- _Exercise aim_: Print out every line, exactly as written.

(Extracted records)

========================================================================

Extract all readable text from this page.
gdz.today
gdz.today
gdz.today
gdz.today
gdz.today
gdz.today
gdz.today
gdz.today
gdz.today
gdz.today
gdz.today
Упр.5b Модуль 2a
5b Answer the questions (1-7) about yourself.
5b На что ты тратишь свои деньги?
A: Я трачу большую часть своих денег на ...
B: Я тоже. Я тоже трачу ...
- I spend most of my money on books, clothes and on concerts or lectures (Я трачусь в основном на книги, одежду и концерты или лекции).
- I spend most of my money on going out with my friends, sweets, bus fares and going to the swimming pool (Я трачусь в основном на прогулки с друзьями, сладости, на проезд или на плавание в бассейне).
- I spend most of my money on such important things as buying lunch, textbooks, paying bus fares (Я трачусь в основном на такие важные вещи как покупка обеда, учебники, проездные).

========================================================================

- _Correct response_:
Extract all readable text from this page.
gdz.today
gdz.today
gdz.today
gdz.today
gdz.today
gdz.today
gdz.today
gdz.today
gdz.today
gdz.today
gdz.today
Упр.5b Модуль 2a
5b Answer the questions (1-7) about yourself.
5b На что ты тратишь свои деньги?
A: Я трачу большую часть своих денег на ...
B: Я тоже. Я тоже трачу ...
- I spend most of my money on books, clothes and on concerts or lectures (Я трачусь в основном на книги, одежду и концерты или лекции).
- I spend most of my money on going out with my friends, sweets, bus fares and going to the swimming pool (Я трачусь в основном на прогулки с друзьями, сладости, на проезд или на плавание в бассейне).
- I spend most of my money on such important things as buying lunch, textbooks, paying bus fares (Я трачусь в основном на такие важные вещи как покупка обеда, учебники, проездные).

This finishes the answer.